_What is expected_. Give the material once more, word for word, without any images.

_Data section_.
%%
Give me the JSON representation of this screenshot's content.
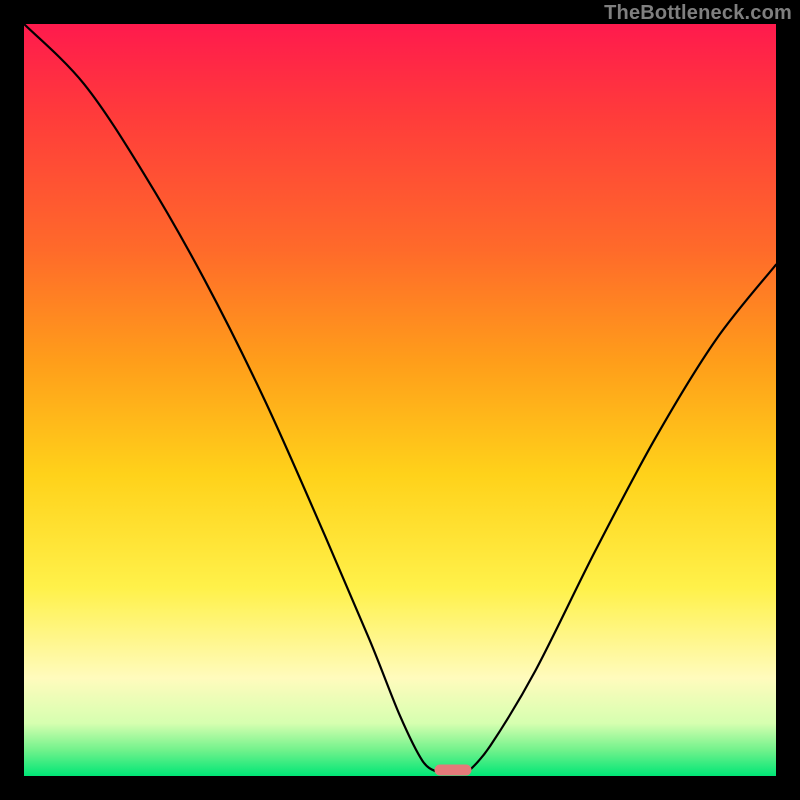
{
  "watermark": "TheBottleneck.com",
  "chart_data": {
    "type": "line",
    "title": "",
    "xlabel": "",
    "ylabel": "",
    "xlim": [
      0,
      100
    ],
    "ylim": [
      0,
      100
    ],
    "grid": false,
    "curve_left": [
      {
        "x": 0,
        "y": 100
      },
      {
        "x": 8,
        "y": 92
      },
      {
        "x": 16,
        "y": 80
      },
      {
        "x": 24,
        "y": 66
      },
      {
        "x": 32,
        "y": 50
      },
      {
        "x": 40,
        "y": 32
      },
      {
        "x": 46,
        "y": 18
      },
      {
        "x": 50,
        "y": 8
      },
      {
        "x": 53,
        "y": 2
      },
      {
        "x": 55,
        "y": 0.5
      }
    ],
    "curve_right": [
      {
        "x": 59,
        "y": 0.5
      },
      {
        "x": 62,
        "y": 4
      },
      {
        "x": 68,
        "y": 14
      },
      {
        "x": 76,
        "y": 30
      },
      {
        "x": 84,
        "y": 45
      },
      {
        "x": 92,
        "y": 58
      },
      {
        "x": 100,
        "y": 68
      }
    ],
    "optimal_point": {
      "x": 57,
      "y": 0.8
    },
    "background": "red-yellow-green vertical gradient"
  }
}
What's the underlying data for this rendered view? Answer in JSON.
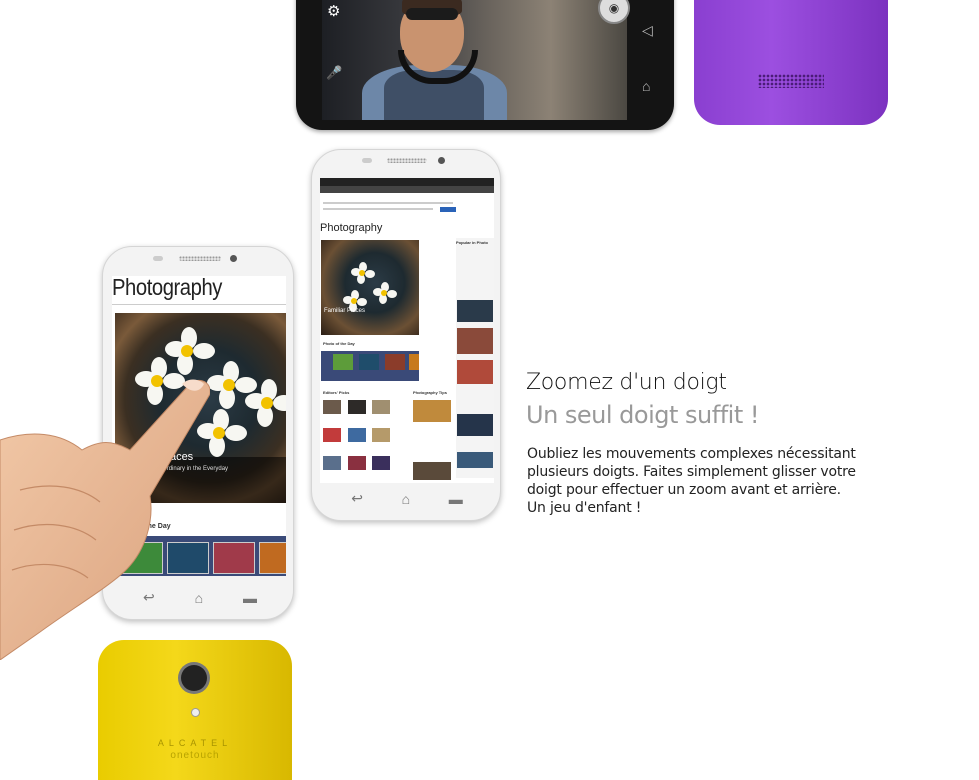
{
  "top_phone": {
    "icons": [
      "settings-gear-icon",
      "camera-shutter-icon",
      "mic-off-icon",
      "back-icon",
      "home-icon"
    ]
  },
  "left_phone": {
    "title": "Photography",
    "caption": "Familiar Places",
    "subcaption": "Finding the Extraordinary in the Everyday",
    "section": "Photo of the Day"
  },
  "middle_phone": {
    "title": "Photography",
    "caption": "Familiar Places",
    "section_potd": "Photo of the Day",
    "section_editors": "Editors' Picks",
    "section_tips": "Photography Tips",
    "section_popular": "Popular in Photo"
  },
  "yellow_phone": {
    "brand": "ALCATEL",
    "model": "onetouch"
  },
  "feature": {
    "headline": "Zoomez d'un doigt",
    "subhead": "Un seul doigt suffit !",
    "body": [
      "Oubliez les mouvements complexes nécessitant",
      "plusieurs doigts. Faites simplement glisser votre",
      "doigt pour effectuer un zoom avant et arrière.",
      "Un jeu d'enfant !"
    ]
  },
  "colors": {
    "purple_phone": "#8a3fd0",
    "yellow_phone": "#f4d81a",
    "headline": "#111111",
    "subhead": "#999999"
  }
}
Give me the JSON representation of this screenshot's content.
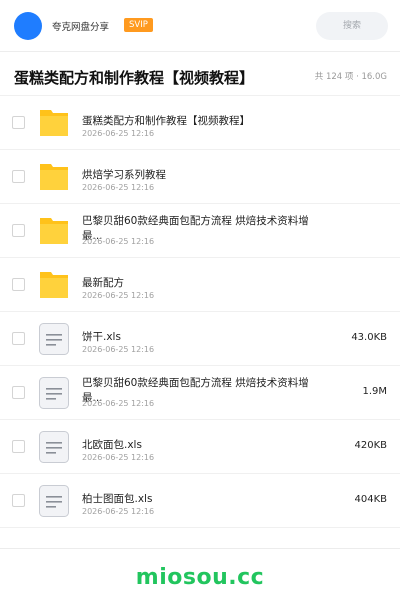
{
  "header": {
    "brand": "夸克网盘分享",
    "badge": "SVIP",
    "search_label": "搜索"
  },
  "folder_title": "蛋糕类配方和制作教程【视频教程】",
  "summary": "共 124 项 · 16.0G",
  "items": [
    {
      "type": "folder",
      "name": "蛋糕类配方和制作教程【视频教程】",
      "date": "2026-06-25 12:16",
      "size": ""
    },
    {
      "type": "folder",
      "name": "烘焙学习系列教程",
      "date": "2026-06-25 12:16",
      "size": ""
    },
    {
      "type": "folder",
      "name": "巴黎贝甜60款经典面包配方流程 烘焙技术资料增最...",
      "date": "2026-06-25 12:16",
      "size": ""
    },
    {
      "type": "folder",
      "name": "最新配方",
      "date": "2026-06-25 12:16",
      "size": ""
    },
    {
      "type": "file",
      "name": "饼干.xls",
      "date": "2026-06-25 12:16",
      "size": "43.0KB"
    },
    {
      "type": "file",
      "name": "巴黎贝甜60款经典面包配方流程 烘焙技术资料增最...",
      "date": "2026-06-25 12:16",
      "size": "1.9M"
    },
    {
      "type": "file",
      "name": "北欧面包.xls",
      "date": "2026-06-25 12:16",
      "size": "420KB"
    },
    {
      "type": "file",
      "name": "柏士图面包.xls",
      "date": "2026-06-25 12:16",
      "size": "404KB"
    }
  ],
  "watermark": "miosou.cc",
  "colors": {
    "accent": "#1f7dff",
    "badge": "#ff9a1f",
    "folder": "#ffc21a",
    "watermark": "#22c55e"
  }
}
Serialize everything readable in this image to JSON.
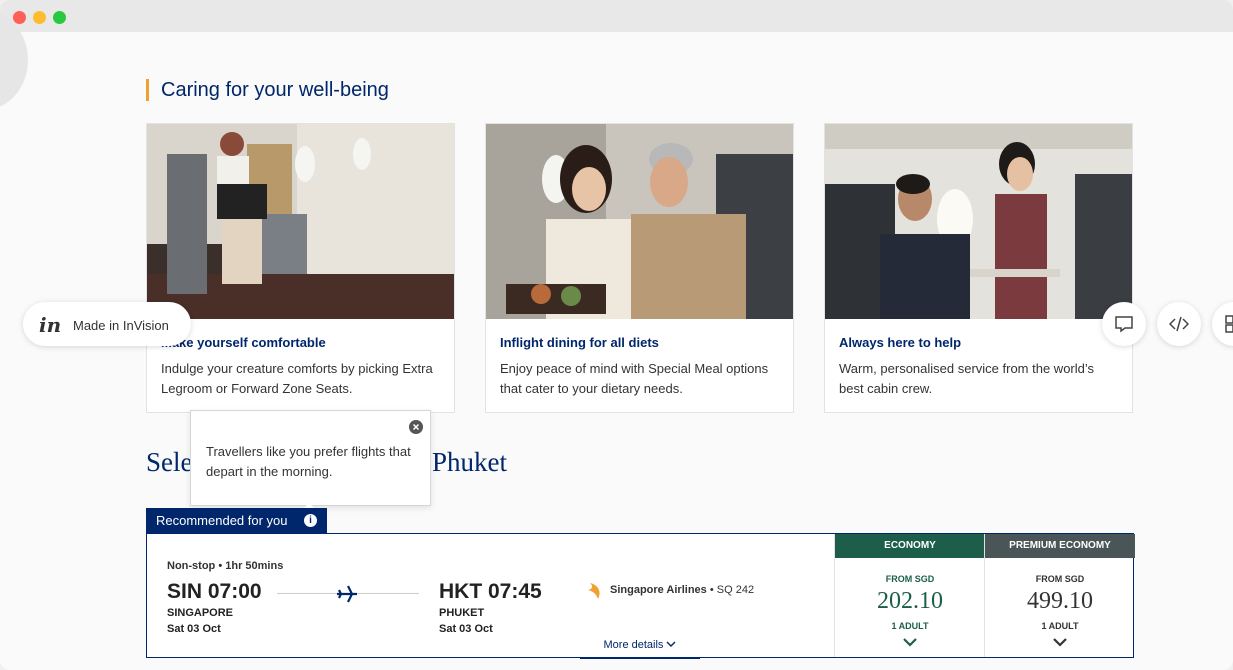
{
  "wellbeing": {
    "title": "Caring for your well-being",
    "cards": [
      {
        "title": "Make yourself comfortable",
        "desc": "Indulge your creature comforts by picking Extra Legroom or Forward Zone Seats."
      },
      {
        "title": "Inflight dining for all diets",
        "desc": "Enjoy peace of mind with Special Meal options that cater to your dietary needs."
      },
      {
        "title": "Always here to help",
        "desc": "Warm, personalised service from the world’s best cabin crew."
      }
    ]
  },
  "invision": {
    "logo": "in",
    "label": "Made in InVision"
  },
  "tools": {
    "icons": [
      "comment-icon",
      "code-icon",
      "grid-icon"
    ]
  },
  "select": {
    "title_start": "Sele",
    "title_end": "Phuket"
  },
  "tooltip": {
    "text": "Travellers like you prefer flights that depart in the morning."
  },
  "recommended": {
    "label": "Recommended for you",
    "info": "i"
  },
  "flight": {
    "duration": "Non-stop • 1hr 50mins",
    "departure": {
      "time": "SIN 07:00",
      "city": "SINGAPORE",
      "date": "Sat 03 Oct"
    },
    "arrival": {
      "time": "HKT 07:45",
      "city": "PHUKET",
      "date": "Sat 03 Oct"
    },
    "airline": "Singapore Airlines",
    "flight_no": " • SQ 242",
    "more": "More details"
  },
  "fares": [
    {
      "cabin": "ECONOMY",
      "from": "FROM SGD",
      "price": "202.10",
      "pax": "1 ADULT",
      "color": "#1d5e4a"
    },
    {
      "cabin": "PREMIUM ECONOMY",
      "from": "FROM SGD",
      "price": "499.10",
      "pax": "1 ADULT",
      "color": "#4a5557"
    }
  ],
  "colors": {
    "navy": "#00266b",
    "accent": "#f0a030"
  }
}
%%
_Finished exercise_.
Give me the JSON representation of this screenshot's content.
{
  "watermark": "TheBottleneck.com",
  "chart_data": {
    "type": "line",
    "title": "",
    "xlabel": "",
    "ylabel": "",
    "xlim": [
      0,
      100
    ],
    "ylim": [
      0,
      100
    ],
    "grid": false,
    "curve_left": [
      {
        "x": 0,
        "y": 100
      },
      {
        "x": 8,
        "y": 92
      },
      {
        "x": 16,
        "y": 80
      },
      {
        "x": 24,
        "y": 66
      },
      {
        "x": 32,
        "y": 50
      },
      {
        "x": 40,
        "y": 32
      },
      {
        "x": 46,
        "y": 18
      },
      {
        "x": 50,
        "y": 8
      },
      {
        "x": 53,
        "y": 2
      },
      {
        "x": 55,
        "y": 0.5
      }
    ],
    "curve_right": [
      {
        "x": 59,
        "y": 0.5
      },
      {
        "x": 62,
        "y": 4
      },
      {
        "x": 68,
        "y": 14
      },
      {
        "x": 76,
        "y": 30
      },
      {
        "x": 84,
        "y": 45
      },
      {
        "x": 92,
        "y": 58
      },
      {
        "x": 100,
        "y": 68
      }
    ],
    "optimal_point": {
      "x": 57,
      "y": 0.8
    },
    "background": "red-yellow-green vertical gradient"
  }
}
What's the underlying data for this rendered view? Answer in JSON.
{
  "top_phone": {
    "icons": [
      "settings-gear-icon",
      "camera-shutter-icon",
      "mic-off-icon",
      "back-icon",
      "home-icon"
    ]
  },
  "left_phone": {
    "title": "Photography",
    "caption": "Familiar Places",
    "subcaption": "Finding the Extraordinary in the Everyday",
    "section": "Photo of the Day"
  },
  "middle_phone": {
    "title": "Photography",
    "caption": "Familiar Places",
    "section_potd": "Photo of the Day",
    "section_editors": "Editors' Picks",
    "section_tips": "Photography Tips",
    "section_popular": "Popular in Photo"
  },
  "yellow_phone": {
    "brand": "ALCATEL",
    "model": "onetouch"
  },
  "feature": {
    "headline": "Zoomez d'un doigt",
    "subhead": "Un seul doigt suffit !",
    "body": [
      "Oubliez les mouvements complexes nécessitant",
      "plusieurs doigts. Faites simplement glisser votre",
      "doigt pour effectuer un zoom avant et arrière.",
      "Un jeu d'enfant !"
    ]
  },
  "colors": {
    "purple_phone": "#8a3fd0",
    "yellow_phone": "#f4d81a",
    "headline": "#111111",
    "subhead": "#999999"
  }
}
Give me the JSON representation of this screenshot's content.
{
  "header": {
    "brand": "夸克网盘分享",
    "badge": "SVIP",
    "search_label": "搜索"
  },
  "folder_title": "蛋糕类配方和制作教程【视频教程】",
  "summary": "共 124 项 · 16.0G",
  "items": [
    {
      "type": "folder",
      "name": "蛋糕类配方和制作教程【视频教程】",
      "date": "2026-06-25 12:16",
      "size": ""
    },
    {
      "type": "folder",
      "name": "烘焙学习系列教程",
      "date": "2026-06-25 12:16",
      "size": ""
    },
    {
      "type": "folder",
      "name": "巴黎贝甜60款经典面包配方流程 烘焙技术资料增最...",
      "date": "2026-06-25 12:16",
      "size": ""
    },
    {
      "type": "folder",
      "name": "最新配方",
      "date": "2026-06-25 12:16",
      "size": ""
    },
    {
      "type": "file",
      "name": "饼干.xls",
      "date": "2026-06-25 12:16",
      "size": "43.0KB"
    },
    {
      "type": "file",
      "name": "巴黎贝甜60款经典面包配方流程 烘焙技术资料增最...",
      "date": "2026-06-25 12:16",
      "size": "1.9M"
    },
    {
      "type": "file",
      "name": "北欧面包.xls",
      "date": "2026-06-25 12:16",
      "size": "420KB"
    },
    {
      "type": "file",
      "name": "柏士图面包.xls",
      "date": "2026-06-25 12:16",
      "size": "404KB"
    }
  ],
  "watermark": "miosou.cc",
  "colors": {
    "accent": "#1f7dff",
    "badge": "#ff9a1f",
    "folder": "#ffc21a",
    "watermark": "#22c55e"
  }
}
Serialize everything readable in this image to JSON.
{
  "wellbeing": {
    "title": "Caring for your well-being",
    "cards": [
      {
        "title": "Make yourself comfortable",
        "desc": "Indulge your creature comforts by picking Extra Legroom or Forward Zone Seats."
      },
      {
        "title": "Inflight dining for all diets",
        "desc": "Enjoy peace of mind with Special Meal options that cater to your dietary needs."
      },
      {
        "title": "Always here to help",
        "desc": "Warm, personalised service from the world’s best cabin crew."
      }
    ]
  },
  "invision": {
    "logo": "in",
    "label": "Made in InVision"
  },
  "tools": {
    "icons": [
      "comment-icon",
      "code-icon",
      "grid-icon"
    ]
  },
  "select": {
    "title_start": "Sele",
    "title_end": "Phuket"
  },
  "tooltip": {
    "text": "Travellers like you prefer flights that depart in the morning."
  },
  "recommended": {
    "label": "Recommended for you",
    "info": "i"
  },
  "flight": {
    "duration": "Non-stop • 1hr 50mins",
    "departure": {
      "time": "SIN 07:00",
      "city": "SINGAPORE",
      "date": "Sat 03 Oct"
    },
    "arrival": {
      "time": "HKT 07:45",
      "city": "PHUKET",
      "date": "Sat 03 Oct"
    },
    "airline": "Singapore Airlines",
    "flight_no": " • SQ 242",
    "more": "More details"
  },
  "fares": [
    {
      "cabin": "ECONOMY",
      "from": "FROM SGD",
      "price": "202.10",
      "pax": "1 ADULT",
      "color": "#1d5e4a"
    },
    {
      "cabin": "PREMIUM ECONOMY",
      "from": "FROM SGD",
      "price": "499.10",
      "pax": "1 ADULT",
      "color": "#4a5557"
    }
  ],
  "colors": {
    "navy": "#00266b",
    "accent": "#f0a030"
  }
}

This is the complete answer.